On Mon, 7 Apr 2008, Andy Boyett wrote:

>> 2. How can I then test these rules all work?
>> Just with an nmap?
> nmap or any other tool used from an external machine; the default firewall 
> rule set looks at the interface, not the destination IP, so testing from 
> behind the router will not produce valid data.

Ok. My ip address isn't pingable at the minute so I'll need to call my 
ISP...

>
>> Ok so this is what I want:
>> - Only allow people from behind my network to send out packets and then
>> recieve packets in a connection started by someone behind the router.
>> Do not allow anyone from the outside world just to send stuff straight
>> in. They should be dropped...
>> Although its ok to recieve packets from the outside world if they are
>> coming from a connection started by one  of my users...
> Netfilter's conntrack functionality is used achieve this.

How do I use that?

Here are the rules I have on my linux box to do this with iptables.

■ **A run of records**:

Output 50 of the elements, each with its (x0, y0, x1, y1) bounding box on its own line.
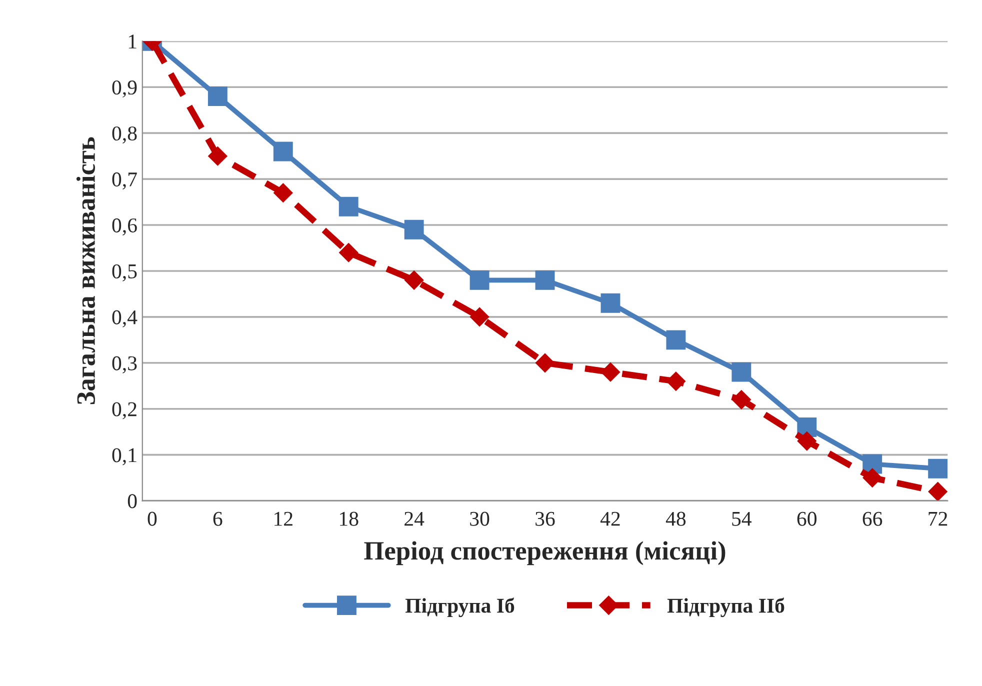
point (928, 458, 948, 478)
x-tick-label: 24 (404, 512, 424, 526)
point (470, 307, 490, 327)
point (208, 86, 228, 106)
point (666, 330, 686, 350)
x-tick-label: 12 (274, 512, 292, 526)
y-tick-label: 0,5 (112, 264, 137, 282)
point (208, 146, 228, 166)
y-tick-label: 0,4 (112, 310, 138, 328)
point (338, 196, 358, 216)
y-tick-label: 0,3 (112, 356, 137, 374)
point (470, 270, 490, 290)
point (273, 142, 293, 162)
x-tick-label: 0 (148, 512, 157, 526)
y-tick-label: 0,9 (112, 80, 137, 98)
y-tick-label: 0,1 (112, 448, 136, 466)
x-tick-label: 48 (666, 512, 686, 526)
legend-label: Підгрупа Іб (405, 598, 514, 618)
point (928, 482, 948, 501)
y-tick-label: 0,8 (112, 126, 137, 144)
y-tick-label: 0,2 (112, 402, 136, 420)
x-tick-label: 30 (470, 512, 490, 526)
y-tick-label: 0,7 (112, 172, 137, 190)
point (404, 270, 424, 290)
y-tick-label: 0 (128, 494, 137, 508)
y-tick-label: 1 (128, 34, 136, 48)
x-tick-label: 18 (340, 512, 358, 526)
x-axis-title: Період спостереження (місяці) (364, 541, 726, 566)
point (732, 362, 752, 382)
x-tick-label: 72 (928, 512, 948, 526)
x-tick-label: 36 (536, 512, 555, 526)
point (338, 242, 358, 262)
point (862, 468, 882, 488)
point (535, 353, 555, 373)
x-tick-label: 66 (862, 512, 882, 526)
x-tick-label: 60 (797, 512, 816, 526)
point (404, 220, 424, 240)
point (666, 371, 686, 392)
point (600, 293, 620, 313)
point (732, 390, 752, 410)
point (535, 270, 555, 290)
x-tick-label: 42 (600, 512, 620, 526)
legend-label: Підгрупа ІІб (667, 598, 784, 618)
point (273, 183, 293, 203)
x-tick-label: 54 (732, 512, 752, 526)
y-tick-label: 0,6 (112, 218, 137, 236)
x-tick-label: 6 (213, 512, 222, 526)
y-axis-title: Загальна виживаність (76, 137, 96, 404)
point (797, 431, 817, 451)
point (600, 362, 620, 382)
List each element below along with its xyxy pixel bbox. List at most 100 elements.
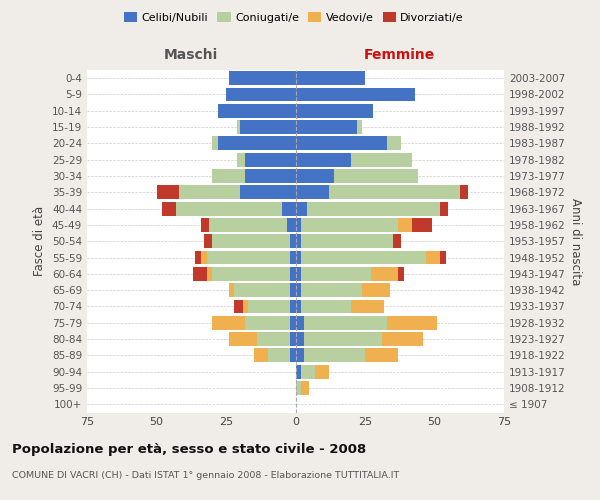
Bar <box>307 202 440 215</box>
Bar <box>204 234 212 248</box>
Bar <box>351 153 412 166</box>
Bar <box>362 283 390 297</box>
Bar <box>296 365 301 378</box>
Bar <box>301 283 362 297</box>
Legend: Celibi/Nubili, Coniugati/e, Vedovi/e, Divorziati/e: Celibi/Nubili, Coniugati/e, Vedovi/e, Di… <box>119 8 469 28</box>
Text: Popolazione per età, sesso e stato civile - 2008: Popolazione per età, sesso e stato civil… <box>12 442 366 456</box>
Bar <box>440 250 446 264</box>
Bar <box>242 300 248 314</box>
Bar <box>356 120 362 134</box>
Bar <box>193 267 206 281</box>
Bar <box>304 332 382 346</box>
Bar <box>460 186 468 200</box>
Bar <box>212 267 290 281</box>
Bar <box>296 234 301 248</box>
Bar <box>440 202 448 215</box>
Text: COMUNE DI VACRI (CH) - Dati ISTAT 1° gennaio 2008 - Elaborazione TUTTITALIA.IT: COMUNE DI VACRI (CH) - Dati ISTAT 1° gen… <box>12 471 399 480</box>
Bar <box>412 218 432 232</box>
Bar <box>301 234 393 248</box>
Bar <box>290 283 296 297</box>
Bar <box>290 332 296 346</box>
Bar <box>296 202 307 215</box>
Bar <box>290 316 296 330</box>
Bar <box>245 169 296 183</box>
Bar <box>351 300 385 314</box>
Bar <box>235 300 242 314</box>
Bar <box>226 88 296 102</box>
Bar <box>201 250 206 264</box>
Bar <box>229 71 296 85</box>
Bar <box>296 218 301 232</box>
Bar <box>315 365 329 378</box>
Bar <box>296 250 301 264</box>
Y-axis label: Anni di nascita: Anni di nascita <box>569 198 582 285</box>
Bar <box>218 136 296 150</box>
Bar <box>387 136 401 150</box>
Bar <box>301 365 315 378</box>
Bar <box>290 234 296 248</box>
Bar <box>371 267 398 281</box>
Bar <box>212 234 290 248</box>
Bar <box>296 169 334 183</box>
Bar <box>218 104 296 118</box>
Bar <box>296 71 365 85</box>
Bar <box>301 381 310 395</box>
Bar <box>296 332 304 346</box>
Text: Femmine: Femmine <box>364 48 436 62</box>
Bar <box>296 186 329 200</box>
Bar <box>301 250 426 264</box>
Bar <box>334 169 418 183</box>
Bar <box>212 316 245 330</box>
Bar <box>329 186 460 200</box>
Bar <box>212 136 218 150</box>
Bar <box>179 186 240 200</box>
Bar <box>157 186 179 200</box>
Bar <box>382 332 424 346</box>
Bar <box>240 120 296 134</box>
Bar <box>212 169 245 183</box>
Bar <box>393 234 401 248</box>
Bar <box>290 348 296 362</box>
Bar <box>245 316 290 330</box>
Bar <box>296 153 351 166</box>
Bar <box>304 316 387 330</box>
Bar <box>257 332 290 346</box>
Bar <box>229 283 235 297</box>
Bar <box>248 300 290 314</box>
Bar <box>235 283 290 297</box>
Bar <box>296 316 304 330</box>
Bar <box>296 104 373 118</box>
Bar <box>296 120 356 134</box>
Bar <box>206 267 212 281</box>
Bar <box>304 348 365 362</box>
Bar <box>296 348 304 362</box>
Bar <box>229 332 257 346</box>
Bar <box>301 300 351 314</box>
Bar <box>296 300 301 314</box>
Bar <box>209 218 287 232</box>
Bar <box>296 136 387 150</box>
Bar <box>296 381 301 395</box>
Bar <box>240 186 296 200</box>
Bar <box>237 153 245 166</box>
Bar <box>206 250 290 264</box>
Bar <box>176 202 281 215</box>
Bar <box>365 348 398 362</box>
Bar <box>301 267 371 281</box>
Bar <box>301 218 398 232</box>
Bar <box>196 250 201 264</box>
Bar <box>296 88 415 102</box>
Bar <box>287 218 296 232</box>
Bar <box>245 153 296 166</box>
Bar <box>201 218 209 232</box>
Bar <box>237 120 240 134</box>
Bar <box>296 283 301 297</box>
Bar <box>398 267 404 281</box>
Bar <box>398 218 412 232</box>
Bar <box>290 300 296 314</box>
Bar <box>296 267 301 281</box>
Bar <box>290 267 296 281</box>
Bar <box>281 202 296 215</box>
Bar <box>290 250 296 264</box>
Bar <box>387 316 437 330</box>
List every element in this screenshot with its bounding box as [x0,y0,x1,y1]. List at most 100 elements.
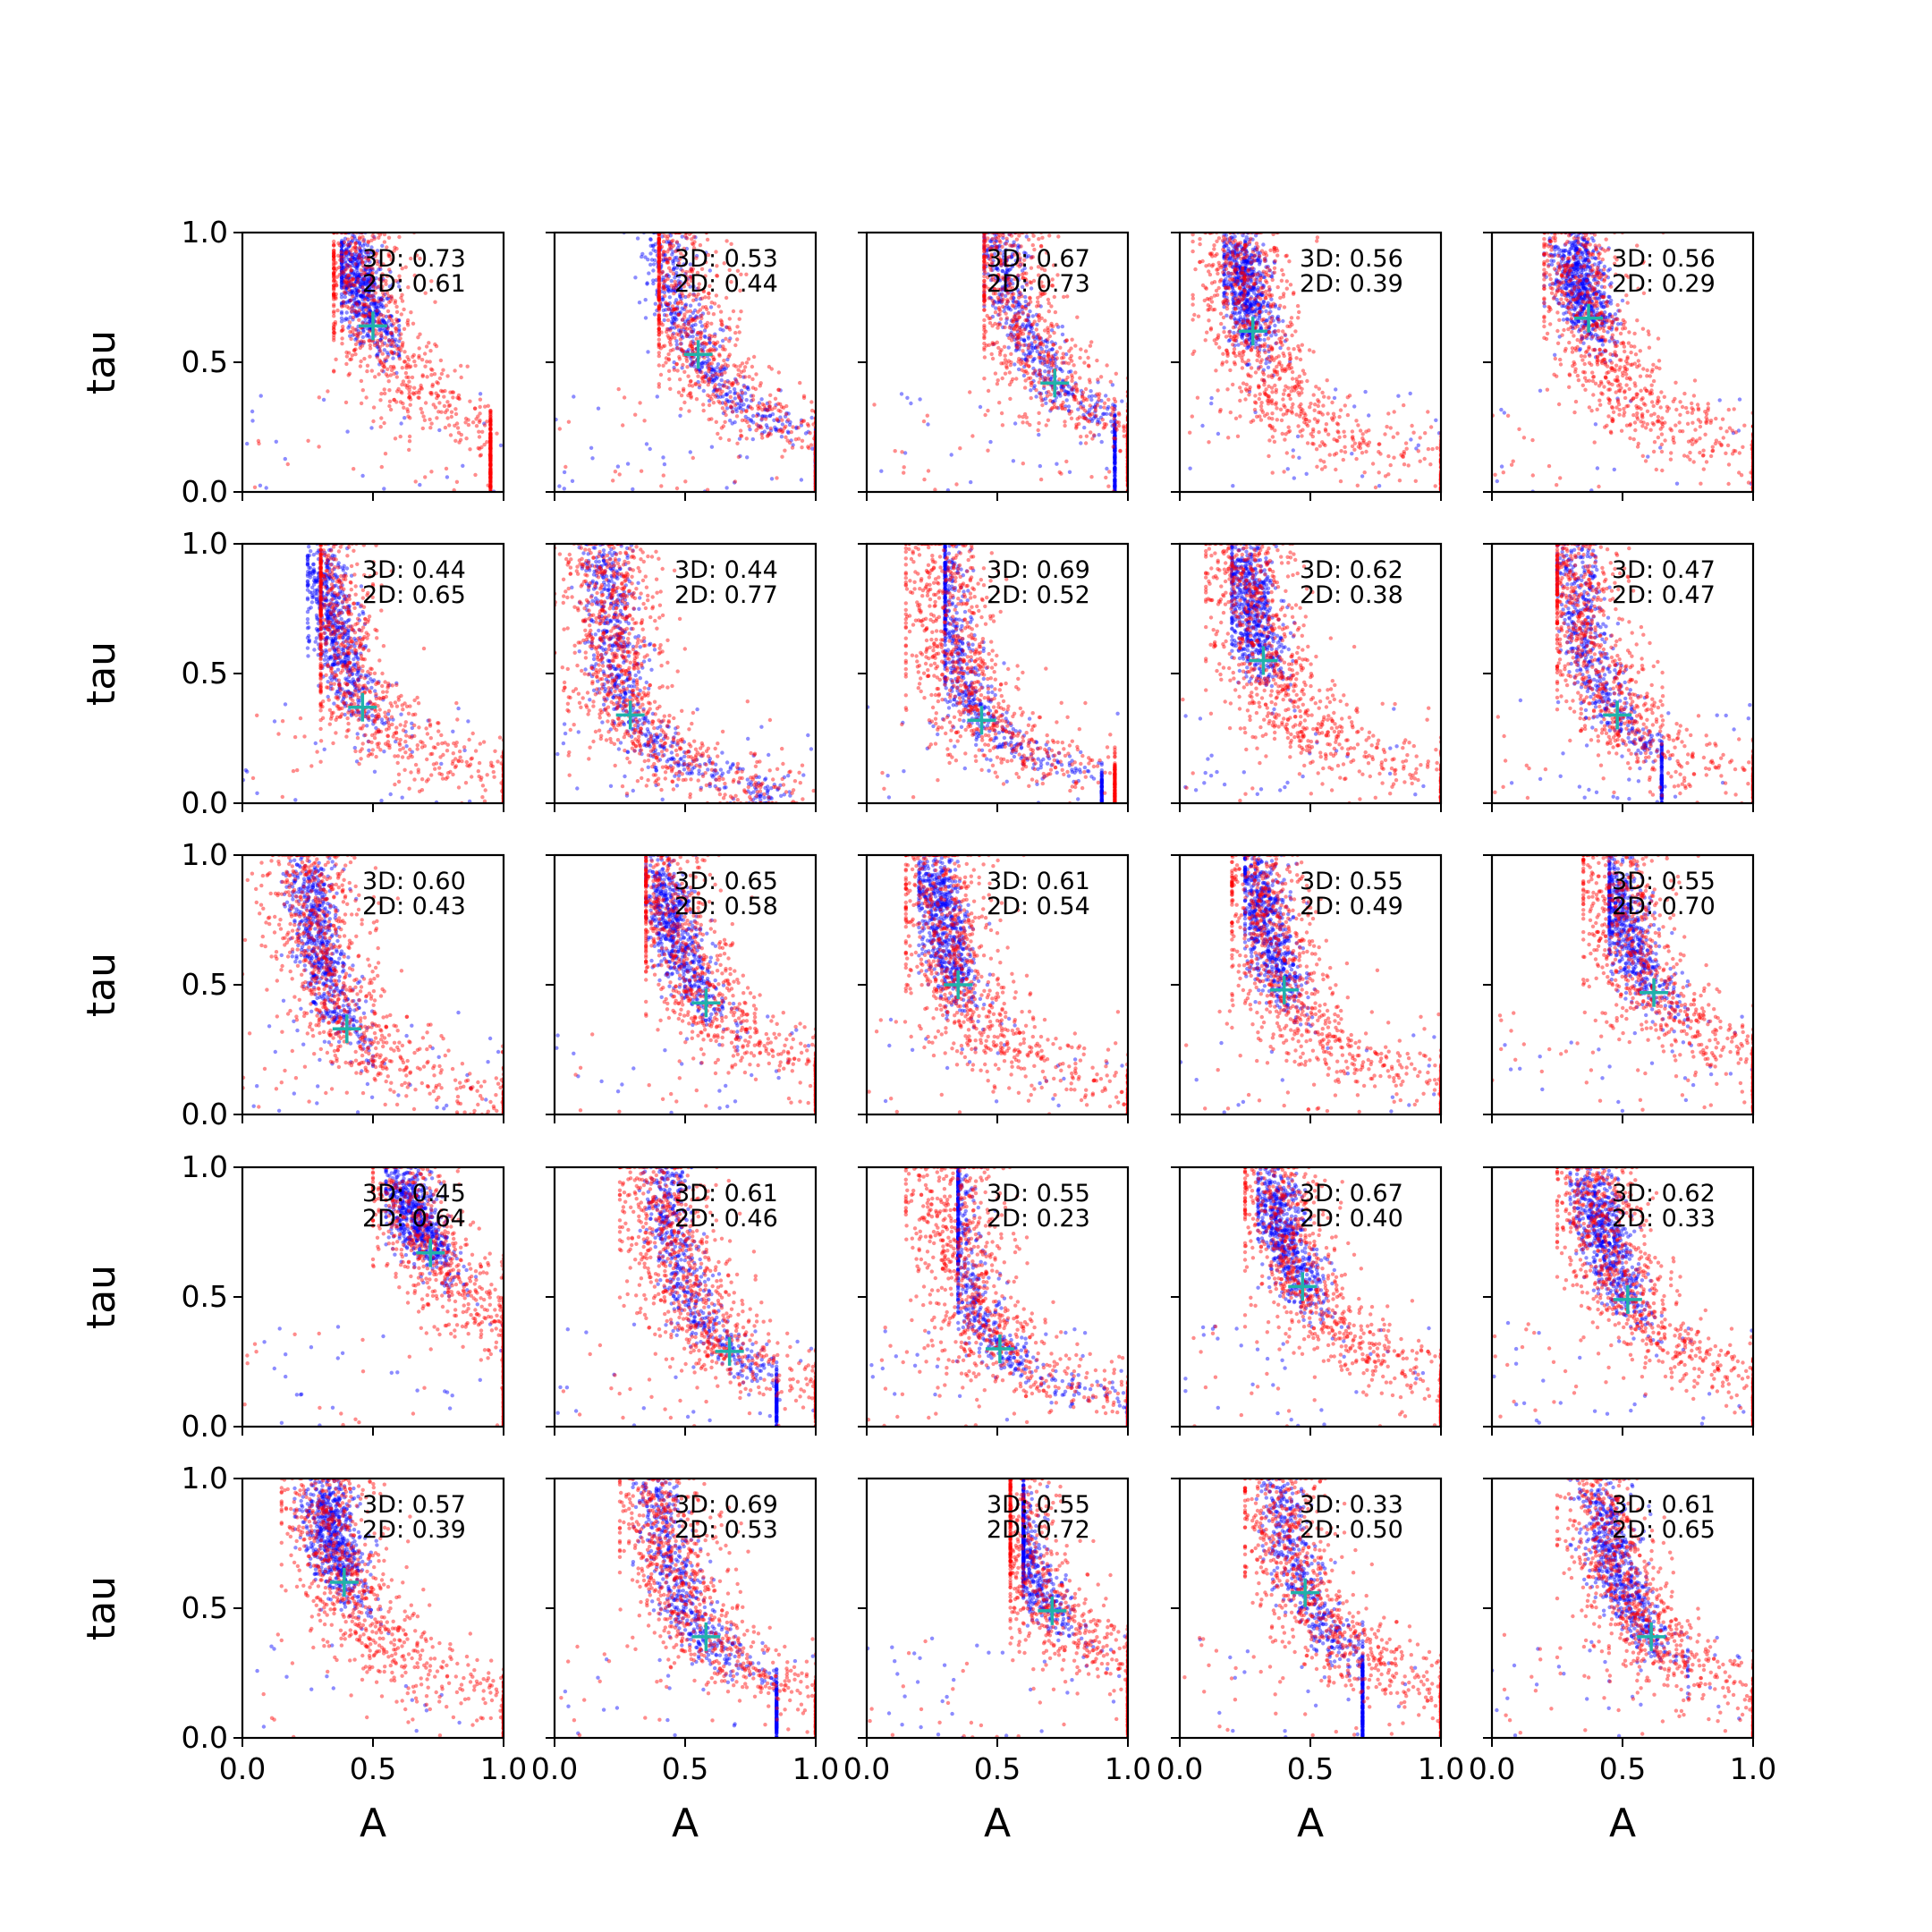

■ **Actions to take**:
• a. In the firewall email, why does testing from behind the router fail to produce valid data?
• b. Do these statements agree with the firewall email? (i) nmap is one tool that can be used from an external machine for testing. (ii) The writer's IP address can currently be pinged. (iii) The conntrack functionality belongs to Netfilter.
• c. In the firewall email, what tool is used for the rules on the writer's linux box?

■ **Answers provided**:
• a. The default firewall rule set looks at the interface, not the destination IP. A test run from behind the router therefore does not show how the rules treat outside traffic.

• b.
(i) Yes: "nmap or any other tool used from an external machine"
(ii) No: "My ip address isn't pingable at the minute"
(iii) Yes: "Netfilter's conntrack functionality is used achieve this."

• c. iptables